**TASK DESCRIPTION**
Go over the entries below line by line, copying each one that contains the word "JSON".
=== DATA FOR PROCESSING ===
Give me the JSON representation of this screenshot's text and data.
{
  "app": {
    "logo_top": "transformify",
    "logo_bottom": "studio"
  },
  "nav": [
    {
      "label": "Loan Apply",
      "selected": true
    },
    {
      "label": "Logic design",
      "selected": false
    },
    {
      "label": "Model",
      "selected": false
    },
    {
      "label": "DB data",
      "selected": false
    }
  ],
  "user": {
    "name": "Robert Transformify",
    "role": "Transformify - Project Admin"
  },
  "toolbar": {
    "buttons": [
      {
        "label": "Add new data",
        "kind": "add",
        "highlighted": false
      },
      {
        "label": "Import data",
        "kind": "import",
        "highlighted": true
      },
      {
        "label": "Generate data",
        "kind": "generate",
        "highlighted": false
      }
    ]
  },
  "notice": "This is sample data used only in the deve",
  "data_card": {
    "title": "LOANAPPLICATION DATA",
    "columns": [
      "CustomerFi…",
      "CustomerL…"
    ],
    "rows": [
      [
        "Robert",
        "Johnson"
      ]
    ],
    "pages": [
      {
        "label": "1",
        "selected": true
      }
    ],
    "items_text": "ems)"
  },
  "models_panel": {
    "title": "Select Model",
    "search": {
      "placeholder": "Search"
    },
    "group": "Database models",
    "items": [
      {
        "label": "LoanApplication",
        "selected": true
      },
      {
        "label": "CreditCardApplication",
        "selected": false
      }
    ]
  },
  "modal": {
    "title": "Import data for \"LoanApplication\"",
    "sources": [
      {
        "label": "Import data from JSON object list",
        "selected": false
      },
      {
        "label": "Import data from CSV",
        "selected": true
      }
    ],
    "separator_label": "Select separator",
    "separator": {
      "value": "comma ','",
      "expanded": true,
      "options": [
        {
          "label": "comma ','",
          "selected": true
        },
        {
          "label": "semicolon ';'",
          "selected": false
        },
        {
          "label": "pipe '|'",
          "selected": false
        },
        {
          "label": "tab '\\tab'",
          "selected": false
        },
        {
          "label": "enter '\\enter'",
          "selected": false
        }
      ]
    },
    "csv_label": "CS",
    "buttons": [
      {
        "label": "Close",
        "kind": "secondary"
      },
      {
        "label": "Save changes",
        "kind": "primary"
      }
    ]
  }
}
===
**ANSWER IN FULL**
Give me the JSON representation of this screenshot's text and data.
        "label": "Import data from JSON object list",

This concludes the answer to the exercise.